**What you will do**
Say nothing but the number of lines below in which the string "Organizar" appears.

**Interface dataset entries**

★ ★ ★ ★

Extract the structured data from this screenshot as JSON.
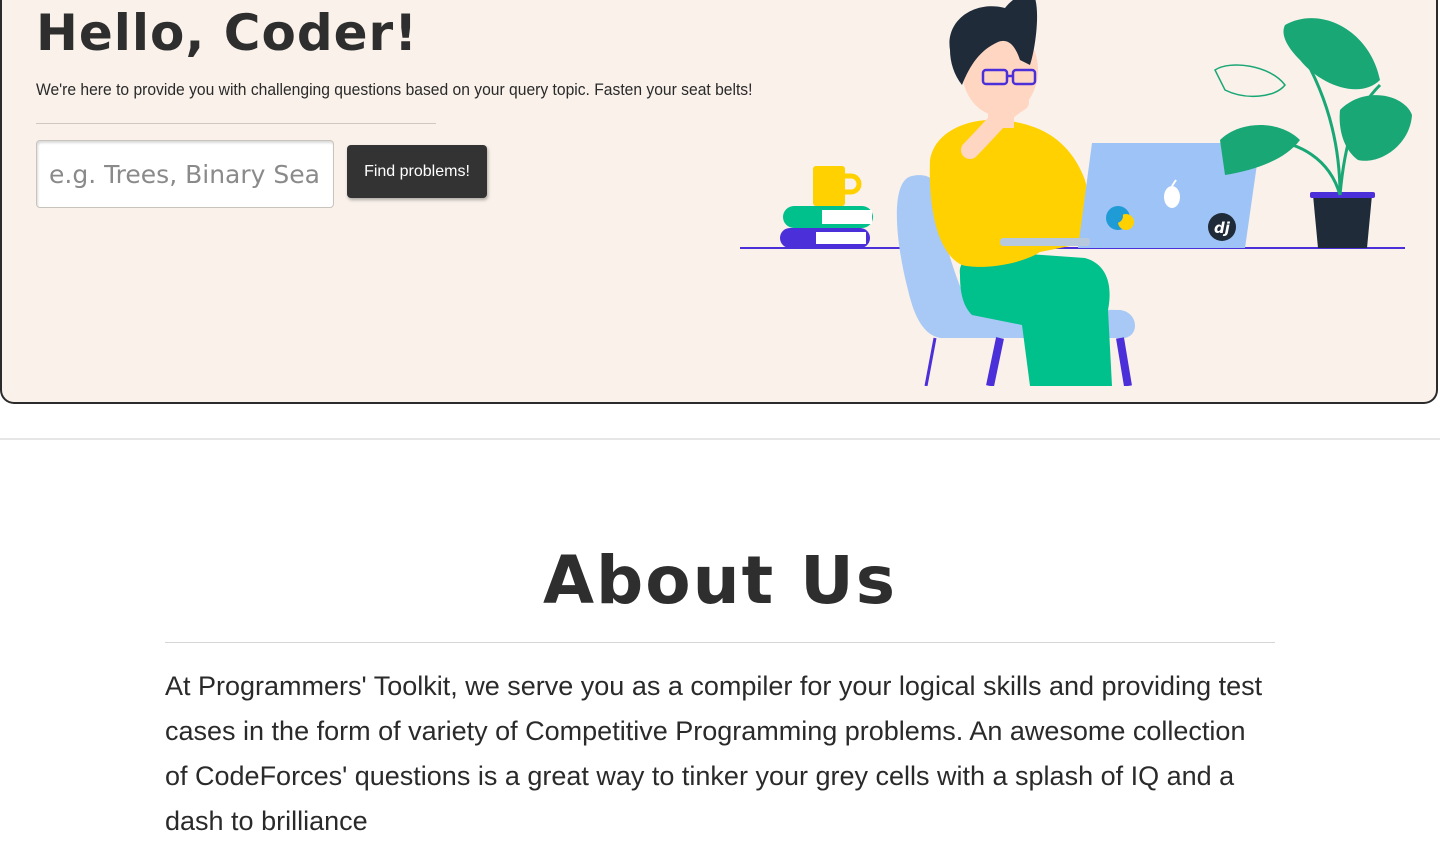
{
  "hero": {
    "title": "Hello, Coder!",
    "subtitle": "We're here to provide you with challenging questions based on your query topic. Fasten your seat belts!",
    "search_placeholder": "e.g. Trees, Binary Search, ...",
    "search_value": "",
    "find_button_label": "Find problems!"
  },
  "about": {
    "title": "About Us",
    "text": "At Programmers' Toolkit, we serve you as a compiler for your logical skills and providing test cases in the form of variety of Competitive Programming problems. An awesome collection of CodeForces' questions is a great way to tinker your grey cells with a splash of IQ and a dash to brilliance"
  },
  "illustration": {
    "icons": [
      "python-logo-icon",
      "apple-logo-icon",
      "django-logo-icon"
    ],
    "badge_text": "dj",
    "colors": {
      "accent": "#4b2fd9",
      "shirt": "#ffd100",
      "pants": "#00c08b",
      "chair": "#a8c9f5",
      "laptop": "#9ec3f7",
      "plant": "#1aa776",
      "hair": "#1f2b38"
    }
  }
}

★ ★ ★ ★

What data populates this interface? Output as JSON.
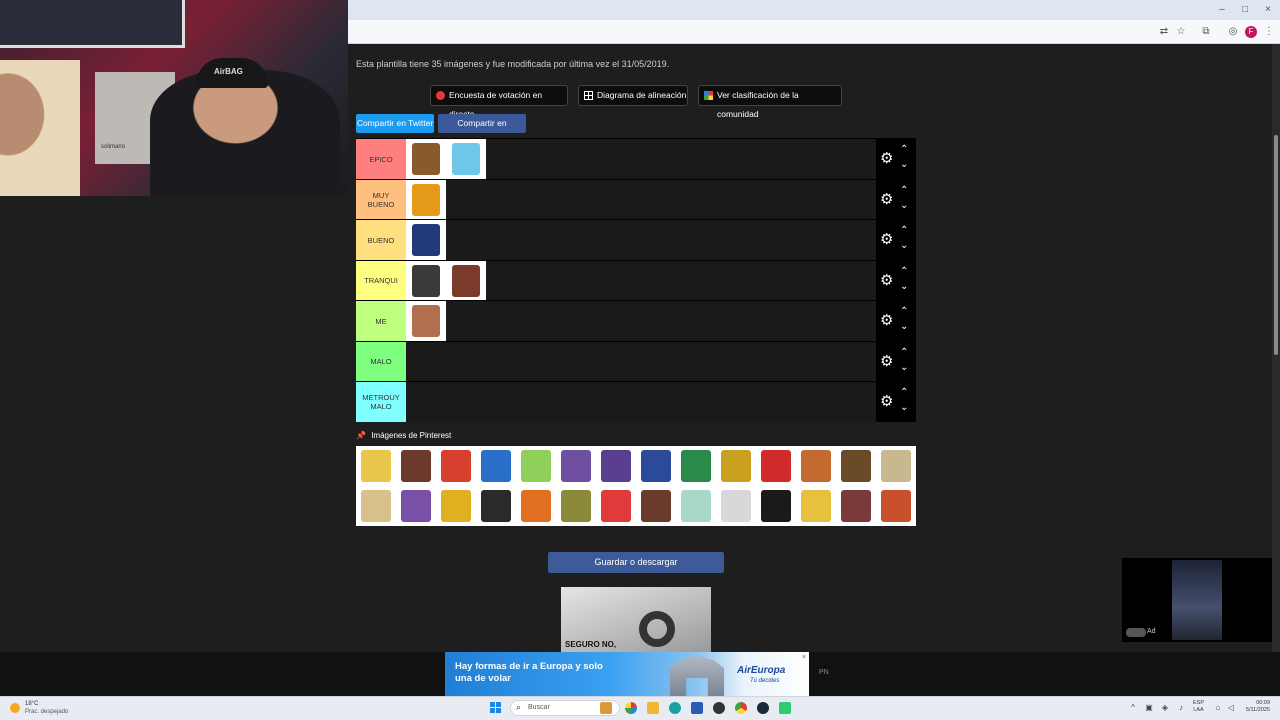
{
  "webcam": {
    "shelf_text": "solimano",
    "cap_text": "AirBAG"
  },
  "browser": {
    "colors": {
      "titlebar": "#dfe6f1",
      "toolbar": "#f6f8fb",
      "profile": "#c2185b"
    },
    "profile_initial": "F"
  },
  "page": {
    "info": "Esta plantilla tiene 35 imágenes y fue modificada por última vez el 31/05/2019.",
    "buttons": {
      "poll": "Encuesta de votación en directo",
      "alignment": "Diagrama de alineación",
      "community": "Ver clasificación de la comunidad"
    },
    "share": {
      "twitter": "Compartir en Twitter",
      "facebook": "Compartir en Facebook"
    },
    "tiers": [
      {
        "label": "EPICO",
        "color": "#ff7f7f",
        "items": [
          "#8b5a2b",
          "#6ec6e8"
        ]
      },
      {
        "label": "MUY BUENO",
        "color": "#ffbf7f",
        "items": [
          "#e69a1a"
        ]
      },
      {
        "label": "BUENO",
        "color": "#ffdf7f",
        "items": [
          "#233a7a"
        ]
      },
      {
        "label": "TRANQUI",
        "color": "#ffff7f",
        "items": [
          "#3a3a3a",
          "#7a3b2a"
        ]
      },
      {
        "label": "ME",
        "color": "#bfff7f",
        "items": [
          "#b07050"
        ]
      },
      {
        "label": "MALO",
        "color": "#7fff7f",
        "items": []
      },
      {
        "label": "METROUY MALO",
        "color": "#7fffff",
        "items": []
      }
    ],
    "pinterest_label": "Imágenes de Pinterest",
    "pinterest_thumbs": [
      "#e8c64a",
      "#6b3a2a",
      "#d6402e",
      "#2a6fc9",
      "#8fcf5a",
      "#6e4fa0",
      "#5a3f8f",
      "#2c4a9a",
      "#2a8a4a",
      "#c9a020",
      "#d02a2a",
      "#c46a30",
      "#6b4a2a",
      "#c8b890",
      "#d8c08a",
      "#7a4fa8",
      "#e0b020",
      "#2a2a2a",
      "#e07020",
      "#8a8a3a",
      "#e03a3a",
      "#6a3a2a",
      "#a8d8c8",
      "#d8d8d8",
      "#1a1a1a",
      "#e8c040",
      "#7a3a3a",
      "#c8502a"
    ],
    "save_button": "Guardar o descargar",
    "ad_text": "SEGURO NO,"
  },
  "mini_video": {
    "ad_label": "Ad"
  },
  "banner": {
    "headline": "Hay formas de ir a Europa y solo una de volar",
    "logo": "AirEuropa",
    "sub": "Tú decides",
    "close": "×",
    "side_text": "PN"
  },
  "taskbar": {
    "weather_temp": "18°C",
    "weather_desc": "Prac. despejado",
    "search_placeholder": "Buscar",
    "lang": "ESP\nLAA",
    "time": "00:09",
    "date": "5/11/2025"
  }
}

★ ★ ★ ★

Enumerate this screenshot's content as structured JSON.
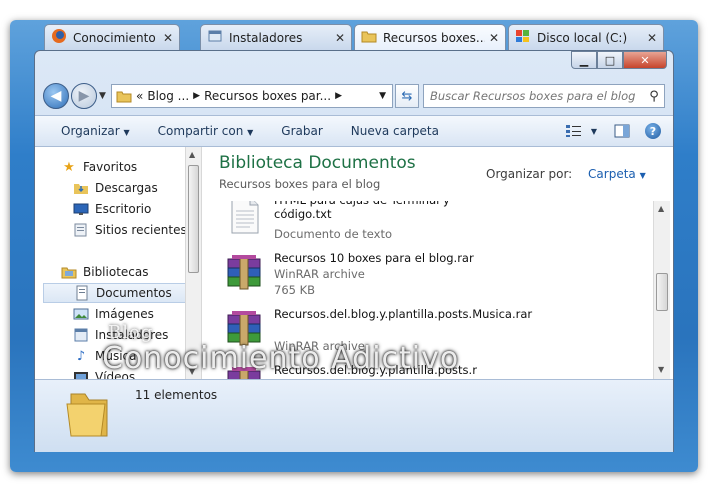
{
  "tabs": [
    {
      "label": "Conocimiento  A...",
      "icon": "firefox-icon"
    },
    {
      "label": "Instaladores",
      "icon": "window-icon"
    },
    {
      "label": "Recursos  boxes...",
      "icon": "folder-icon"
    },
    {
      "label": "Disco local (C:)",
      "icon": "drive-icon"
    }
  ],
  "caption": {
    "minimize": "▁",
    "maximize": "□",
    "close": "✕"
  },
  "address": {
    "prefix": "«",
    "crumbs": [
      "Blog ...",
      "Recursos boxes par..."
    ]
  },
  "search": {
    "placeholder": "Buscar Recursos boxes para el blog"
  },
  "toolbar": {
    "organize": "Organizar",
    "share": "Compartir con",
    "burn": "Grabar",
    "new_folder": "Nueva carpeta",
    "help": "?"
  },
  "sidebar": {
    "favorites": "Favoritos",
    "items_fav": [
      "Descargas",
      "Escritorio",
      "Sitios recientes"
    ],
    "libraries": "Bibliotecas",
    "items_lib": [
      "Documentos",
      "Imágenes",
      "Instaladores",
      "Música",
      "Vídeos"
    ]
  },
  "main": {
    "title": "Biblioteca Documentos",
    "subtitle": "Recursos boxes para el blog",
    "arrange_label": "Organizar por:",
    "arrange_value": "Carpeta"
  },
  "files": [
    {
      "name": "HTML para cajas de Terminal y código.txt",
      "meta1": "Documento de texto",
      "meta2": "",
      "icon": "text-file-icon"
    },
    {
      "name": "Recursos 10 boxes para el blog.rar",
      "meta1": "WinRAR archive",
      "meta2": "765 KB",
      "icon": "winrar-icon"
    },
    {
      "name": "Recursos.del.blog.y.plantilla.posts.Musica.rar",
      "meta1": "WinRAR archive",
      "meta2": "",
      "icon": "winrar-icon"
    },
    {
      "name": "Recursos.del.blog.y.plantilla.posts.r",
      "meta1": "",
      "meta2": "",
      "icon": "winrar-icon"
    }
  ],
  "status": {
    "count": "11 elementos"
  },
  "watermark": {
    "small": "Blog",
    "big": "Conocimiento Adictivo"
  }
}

★ ★ ★ ★

**Result for this task**
2